### [Exercise goal]
The records below should be written out again, exactly.

Saved data entries
%%
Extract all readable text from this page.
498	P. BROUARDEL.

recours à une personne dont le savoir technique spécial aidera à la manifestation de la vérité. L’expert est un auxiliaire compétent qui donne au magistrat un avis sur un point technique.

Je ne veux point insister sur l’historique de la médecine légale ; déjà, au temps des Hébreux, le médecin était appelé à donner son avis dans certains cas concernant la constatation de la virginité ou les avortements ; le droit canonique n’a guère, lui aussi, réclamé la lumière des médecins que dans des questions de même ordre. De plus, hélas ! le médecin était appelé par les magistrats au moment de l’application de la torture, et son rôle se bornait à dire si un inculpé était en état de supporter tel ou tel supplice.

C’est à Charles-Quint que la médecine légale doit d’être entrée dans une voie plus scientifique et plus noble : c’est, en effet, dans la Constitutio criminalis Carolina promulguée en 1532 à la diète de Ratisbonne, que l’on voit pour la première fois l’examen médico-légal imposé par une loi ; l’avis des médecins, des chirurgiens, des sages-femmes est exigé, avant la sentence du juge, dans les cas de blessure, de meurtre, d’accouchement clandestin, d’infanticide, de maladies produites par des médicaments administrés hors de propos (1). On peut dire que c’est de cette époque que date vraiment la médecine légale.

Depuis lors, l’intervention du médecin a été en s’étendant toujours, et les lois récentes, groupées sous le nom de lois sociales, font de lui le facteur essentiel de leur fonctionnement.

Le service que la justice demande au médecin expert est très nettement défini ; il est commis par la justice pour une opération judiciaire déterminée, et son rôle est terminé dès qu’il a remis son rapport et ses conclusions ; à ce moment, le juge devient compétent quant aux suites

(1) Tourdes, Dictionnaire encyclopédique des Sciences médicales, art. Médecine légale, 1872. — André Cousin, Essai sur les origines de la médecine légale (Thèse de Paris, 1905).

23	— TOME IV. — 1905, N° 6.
%%
### [Answer to the exercise]
Extract all readable text from this page.
498	P. BROUARDEL.

recours à une personne dont le savoir technique spécial aidera à la manifestation de la vérité. L’expert est un auxiliaire compétent qui donne au magistrat un avis sur un point technique.

Je ne veux point insister sur l’historique de la médecine légale ; déjà, au temps des Hébreux, le médecin était appelé à donner son avis dans certains cas concernant la constatation de la virginité ou les avortements ; le droit canonique n’a guère, lui aussi, réclamé la lumière des médecins que dans des questions de même ordre. De plus, hélas ! le médecin était appelé par les magistrats au moment de l’application de la torture, et son rôle se bornait à dire si un inculpé était en état de supporter tel ou tel supplice.

C’est à Charles-Quint que la médecine légale doit d’être entrée dans une voie plus scientifique et plus noble : c’est, en effet, dans la Constitutio criminalis Carolina promulguée en 1532 à la diète de Ratisbonne, que l’on voit pour la première fois l’examen médico-légal imposé par une loi ; l’avis des médecins, des chirurgiens, des sages-femmes est exigé, avant la sentence du juge, dans les cas de blessure, de meurtre, d’accouchement clandestin, d’infanticide, de maladies produites par des médicaments administrés hors de propos (1). On peut dire que c’est de cette époque que date vraiment la médecine légale.

Depuis lors, l’intervention du médecin a été en s’étendant toujours, et les lois récentes, groupées sous le nom de lois sociales, font de lui le facteur essentiel de leur fonctionnement.

Le service que la justice demande au médecin expert est très nettement défini ; il est commis par la justice pour une opération judiciaire déterminée, et son rôle est terminé dès qu’il a remis son rapport et ses conclusions ; à ce moment, le juge devient compétent quant aux suites

(1) Tourdes, Dictionnaire encyclopédique des Sciences médicales, art. Médecine légale, 1872. — André Cousin, Essai sur les origines de la médecine légale (Thèse de Paris, 1905).

23	— TOME IV. — 1905, N° 6.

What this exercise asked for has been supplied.